§ **What you need to do**
Of all the lines here, how many include the string "color"? Answer with the number only.

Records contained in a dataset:
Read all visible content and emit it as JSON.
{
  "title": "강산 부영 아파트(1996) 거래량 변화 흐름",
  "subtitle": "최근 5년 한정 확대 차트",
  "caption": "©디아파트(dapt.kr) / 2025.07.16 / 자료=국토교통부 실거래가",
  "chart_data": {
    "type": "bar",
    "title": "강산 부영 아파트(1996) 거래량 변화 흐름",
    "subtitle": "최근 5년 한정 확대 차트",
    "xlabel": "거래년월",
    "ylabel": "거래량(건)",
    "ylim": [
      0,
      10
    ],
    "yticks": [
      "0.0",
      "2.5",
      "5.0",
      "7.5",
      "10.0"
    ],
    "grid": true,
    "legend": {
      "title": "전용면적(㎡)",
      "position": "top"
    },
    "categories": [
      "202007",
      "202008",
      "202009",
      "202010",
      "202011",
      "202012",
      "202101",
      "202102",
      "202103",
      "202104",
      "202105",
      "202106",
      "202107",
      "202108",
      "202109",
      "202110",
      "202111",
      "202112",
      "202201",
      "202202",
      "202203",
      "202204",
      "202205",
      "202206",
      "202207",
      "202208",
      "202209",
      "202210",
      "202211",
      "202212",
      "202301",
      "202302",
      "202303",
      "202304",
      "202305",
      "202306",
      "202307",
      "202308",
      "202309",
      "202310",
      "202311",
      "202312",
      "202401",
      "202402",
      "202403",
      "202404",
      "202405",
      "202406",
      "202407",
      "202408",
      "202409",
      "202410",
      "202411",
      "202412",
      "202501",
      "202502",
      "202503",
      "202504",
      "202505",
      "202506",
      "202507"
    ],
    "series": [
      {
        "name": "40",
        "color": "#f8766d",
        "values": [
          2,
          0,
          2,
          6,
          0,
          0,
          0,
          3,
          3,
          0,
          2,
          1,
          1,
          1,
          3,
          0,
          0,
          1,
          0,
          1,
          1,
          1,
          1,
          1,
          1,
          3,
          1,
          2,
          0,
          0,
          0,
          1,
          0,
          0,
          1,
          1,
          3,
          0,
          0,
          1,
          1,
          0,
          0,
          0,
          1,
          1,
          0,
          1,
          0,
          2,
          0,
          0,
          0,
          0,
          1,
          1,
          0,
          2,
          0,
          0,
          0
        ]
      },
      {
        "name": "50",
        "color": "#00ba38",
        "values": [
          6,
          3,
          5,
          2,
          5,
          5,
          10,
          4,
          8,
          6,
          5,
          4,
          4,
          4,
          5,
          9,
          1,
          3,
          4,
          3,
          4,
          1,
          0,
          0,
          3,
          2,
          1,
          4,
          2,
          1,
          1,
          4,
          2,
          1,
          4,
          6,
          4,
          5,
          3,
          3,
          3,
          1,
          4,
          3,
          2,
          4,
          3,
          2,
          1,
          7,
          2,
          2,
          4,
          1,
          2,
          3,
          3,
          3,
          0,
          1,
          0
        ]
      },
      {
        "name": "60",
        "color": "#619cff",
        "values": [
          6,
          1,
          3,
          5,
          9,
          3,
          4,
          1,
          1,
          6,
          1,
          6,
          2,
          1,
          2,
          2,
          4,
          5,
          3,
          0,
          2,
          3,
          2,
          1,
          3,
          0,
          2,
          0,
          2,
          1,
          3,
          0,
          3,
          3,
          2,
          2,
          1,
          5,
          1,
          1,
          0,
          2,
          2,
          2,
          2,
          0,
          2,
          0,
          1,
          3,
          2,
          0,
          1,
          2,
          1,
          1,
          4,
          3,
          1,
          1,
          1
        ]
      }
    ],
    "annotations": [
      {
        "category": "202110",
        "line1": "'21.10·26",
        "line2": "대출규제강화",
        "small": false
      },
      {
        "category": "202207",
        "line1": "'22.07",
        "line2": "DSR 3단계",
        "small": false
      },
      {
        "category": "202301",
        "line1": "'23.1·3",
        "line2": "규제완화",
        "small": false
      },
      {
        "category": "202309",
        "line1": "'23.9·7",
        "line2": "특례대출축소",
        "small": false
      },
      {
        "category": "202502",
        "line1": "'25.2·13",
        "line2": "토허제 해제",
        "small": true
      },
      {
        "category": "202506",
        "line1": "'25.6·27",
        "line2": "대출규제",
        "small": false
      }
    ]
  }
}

§ **Output below**
3